## [Goal]
The records below should be written out again, exactly.

## [Data]
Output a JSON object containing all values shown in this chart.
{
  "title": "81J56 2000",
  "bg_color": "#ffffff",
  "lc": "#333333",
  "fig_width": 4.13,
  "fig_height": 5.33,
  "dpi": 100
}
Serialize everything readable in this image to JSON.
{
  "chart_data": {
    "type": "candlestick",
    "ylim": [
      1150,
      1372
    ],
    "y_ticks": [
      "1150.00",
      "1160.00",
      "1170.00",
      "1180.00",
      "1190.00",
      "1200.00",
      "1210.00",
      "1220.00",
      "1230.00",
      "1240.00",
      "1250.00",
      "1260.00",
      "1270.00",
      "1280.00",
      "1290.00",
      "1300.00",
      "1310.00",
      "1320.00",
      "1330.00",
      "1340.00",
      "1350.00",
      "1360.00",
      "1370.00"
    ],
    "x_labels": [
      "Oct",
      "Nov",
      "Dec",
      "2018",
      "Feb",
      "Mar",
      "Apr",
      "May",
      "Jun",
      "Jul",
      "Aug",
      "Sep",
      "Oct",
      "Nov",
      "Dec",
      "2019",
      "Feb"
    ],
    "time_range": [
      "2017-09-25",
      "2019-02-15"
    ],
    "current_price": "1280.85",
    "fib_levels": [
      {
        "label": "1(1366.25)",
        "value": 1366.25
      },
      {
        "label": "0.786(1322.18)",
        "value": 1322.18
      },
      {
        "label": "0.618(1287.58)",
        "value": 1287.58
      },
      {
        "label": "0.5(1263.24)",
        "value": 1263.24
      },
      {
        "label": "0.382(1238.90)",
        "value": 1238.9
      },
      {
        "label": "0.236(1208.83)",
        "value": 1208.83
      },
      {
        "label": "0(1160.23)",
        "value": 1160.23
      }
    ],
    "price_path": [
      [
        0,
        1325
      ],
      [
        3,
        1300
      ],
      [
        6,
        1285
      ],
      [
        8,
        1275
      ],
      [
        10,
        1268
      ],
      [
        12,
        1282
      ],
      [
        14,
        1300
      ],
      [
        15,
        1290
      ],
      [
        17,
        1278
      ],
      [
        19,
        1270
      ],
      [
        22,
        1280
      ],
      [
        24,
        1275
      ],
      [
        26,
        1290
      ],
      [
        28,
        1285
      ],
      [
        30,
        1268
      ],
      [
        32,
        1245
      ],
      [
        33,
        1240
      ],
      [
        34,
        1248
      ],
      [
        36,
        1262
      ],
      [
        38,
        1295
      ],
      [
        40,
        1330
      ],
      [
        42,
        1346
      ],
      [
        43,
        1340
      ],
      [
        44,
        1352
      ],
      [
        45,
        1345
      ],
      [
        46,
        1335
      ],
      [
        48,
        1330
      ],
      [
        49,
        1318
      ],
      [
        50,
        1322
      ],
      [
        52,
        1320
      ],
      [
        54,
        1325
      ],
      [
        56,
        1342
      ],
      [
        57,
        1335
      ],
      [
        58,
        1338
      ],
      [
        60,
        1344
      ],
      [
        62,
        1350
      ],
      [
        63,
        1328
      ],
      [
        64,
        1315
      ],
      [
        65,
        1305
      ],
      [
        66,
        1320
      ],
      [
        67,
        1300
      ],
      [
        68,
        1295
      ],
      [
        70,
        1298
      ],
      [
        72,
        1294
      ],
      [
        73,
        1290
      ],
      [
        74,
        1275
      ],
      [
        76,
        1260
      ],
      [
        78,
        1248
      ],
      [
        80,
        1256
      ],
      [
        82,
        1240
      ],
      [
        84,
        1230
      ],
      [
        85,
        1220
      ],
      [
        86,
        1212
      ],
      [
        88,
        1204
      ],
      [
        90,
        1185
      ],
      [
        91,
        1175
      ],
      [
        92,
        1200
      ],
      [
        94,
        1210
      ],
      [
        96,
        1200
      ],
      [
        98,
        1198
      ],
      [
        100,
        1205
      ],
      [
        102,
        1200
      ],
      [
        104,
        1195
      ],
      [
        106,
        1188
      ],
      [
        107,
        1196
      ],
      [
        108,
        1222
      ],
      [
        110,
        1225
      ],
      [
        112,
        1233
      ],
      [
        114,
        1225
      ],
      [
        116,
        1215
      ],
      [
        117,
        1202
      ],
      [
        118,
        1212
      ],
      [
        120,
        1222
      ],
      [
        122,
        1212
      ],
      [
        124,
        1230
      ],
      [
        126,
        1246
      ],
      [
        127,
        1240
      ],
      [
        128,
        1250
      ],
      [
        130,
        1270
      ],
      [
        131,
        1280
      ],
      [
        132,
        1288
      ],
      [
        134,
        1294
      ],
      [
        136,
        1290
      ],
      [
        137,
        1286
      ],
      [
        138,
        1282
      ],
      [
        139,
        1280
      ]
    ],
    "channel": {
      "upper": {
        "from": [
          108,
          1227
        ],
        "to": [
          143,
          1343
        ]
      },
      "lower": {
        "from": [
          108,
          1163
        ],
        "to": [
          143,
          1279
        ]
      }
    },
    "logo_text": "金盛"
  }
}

## [Result of the task]
Output a JSON object containing all values shown in this chart.
{
  "title": "81J56 2000",
  "bg_color": "#ffffff",
  "lc": "#333333",
  "fig_width": 4.13,
  "fig_height": 5.33,
  "dpi": 100
}
Serialize everything readable in this image to JSON.
{
  "chart_data": {
    "type": "candlestick",
    "ylim": [
      1150,
      1372
    ],
    "y_ticks": [
      "1150.00",
      "1160.00",
      "1170.00",
      "1180.00",
      "1190.00",
      "1200.00",
      "1210.00",
      "1220.00",
      "1230.00",
      "1240.00",
      "1250.00",
      "1260.00",
      "1270.00",
      "1280.00",
      "1290.00",
      "1300.00",
      "1310.00",
      "1320.00",
      "1330.00",
      "1340.00",
      "1350.00",
      "1360.00",
      "1370.00"
    ],
    "x_labels": [
      "Oct",
      "Nov",
      "Dec",
      "2018",
      "Feb",
      "Mar",
      "Apr",
      "May",
      "Jun",
      "Jul",
      "Aug",
      "Sep",
      "Oct",
      "Nov",
      "Dec",
      "2019",
      "Feb"
    ],
    "time_range": [
      "2017-09-25",
      "2019-02-15"
    ],
    "current_price": "1280.85",
    "fib_levels": [
      {
        "label": "1(1366.25)",
        "value": 1366.25
      },
      {
        "label": "0.786(1322.18)",
        "value": 1322.18
      },
      {
        "label": "0.618(1287.58)",
        "value": 1287.58
      },
      {
        "label": "0.5(1263.24)",
        "value": 1263.24
      },
      {
        "label": "0.382(1238.90)",
        "value": 1238.9
      },
      {
        "label": "0.236(1208.83)",
        "value": 1208.83
      },
      {
        "label": "0(1160.23)",
        "value": 1160.23
      }
    ],
    "price_path": [
      [
        0,
        1325
      ],
      [
        3,
        1300
      ],
      [
        6,
        1285
      ],
      [
        8,
        1275
      ],
      [
        10,
        1268
      ],
      [
        12,
        1282
      ],
      [
        14,
        1300
      ],
      [
        15,
        1290
      ],
      [
        17,
        1278
      ],
      [
        19,
        1270
      ],
      [
        22,
        1280
      ],
      [
        24,
        1275
      ],
      [
        26,
        1290
      ],
      [
        28,
        1285
      ],
      [
        30,
        1268
      ],
      [
        32,
        1245
      ],
      [
        33,
        1240
      ],
      [
        34,
        1248
      ],
      [
        36,
        1262
      ],
      [
        38,
        1295
      ],
      [
        40,
        1330
      ],
      [
        42,
        1346
      ],
      [
        43,
        1340
      ],
      [
        44,
        1352
      ],
      [
        45,
        1345
      ],
      [
        46,
        1335
      ],
      [
        48,
        1330
      ],
      [
        49,
        1318
      ],
      [
        50,
        1322
      ],
      [
        52,
        1320
      ],
      [
        54,
        1325
      ],
      [
        56,
        1342
      ],
      [
        57,
        1335
      ],
      [
        58,
        1338
      ],
      [
        60,
        1344
      ],
      [
        62,
        1350
      ],
      [
        63,
        1328
      ],
      [
        64,
        1315
      ],
      [
        65,
        1305
      ],
      [
        66,
        1320
      ],
      [
        67,
        1300
      ],
      [
        68,
        1295
      ],
      [
        70,
        1298
      ],
      [
        72,
        1294
      ],
      [
        73,
        1290
      ],
      [
        74,
        1275
      ],
      [
        76,
        1260
      ],
      [
        78,
        1248
      ],
      [
        80,
        1256
      ],
      [
        82,
        1240
      ],
      [
        84,
        1230
      ],
      [
        85,
        1220
      ],
      [
        86,
        1212
      ],
      [
        88,
        1204
      ],
      [
        90,
        1185
      ],
      [
        91,
        1175
      ],
      [
        92,
        1200
      ],
      [
        94,
        1210
      ],
      [
        96,
        1200
      ],
      [
        98,
        1198
      ],
      [
        100,
        1205
      ],
      [
        102,
        1200
      ],
      [
        104,
        1195
      ],
      [
        106,
        1188
      ],
      [
        107,
        1196
      ],
      [
        108,
        1222
      ],
      [
        110,
        1225
      ],
      [
        112,
        1233
      ],
      [
        114,
        1225
      ],
      [
        116,
        1215
      ],
      [
        117,
        1202
      ],
      [
        118,
        1212
      ],
      [
        120,
        1222
      ],
      [
        122,
        1212
      ],
      [
        124,
        1230
      ],
      [
        126,
        1246
      ],
      [
        127,
        1240
      ],
      [
        128,
        1250
      ],
      [
        130,
        1270
      ],
      [
        131,
        1280
      ],
      [
        132,
        1288
      ],
      [
        134,
        1294
      ],
      [
        136,
        1290
      ],
      [
        137,
        1286
      ],
      [
        138,
        1282
      ],
      [
        139,
        1280
      ]
    ],
    "channel": {
      "upper": {
        "from": [
          108,
          1227
        ],
        "to": [
          143,
          1343
        ]
      },
      "lower": {
        "from": [
          108,
          1163
        ],
        "to": [
          143,
          1279
        ]
      }
    },
    "logo_text": "金盛"
  }
}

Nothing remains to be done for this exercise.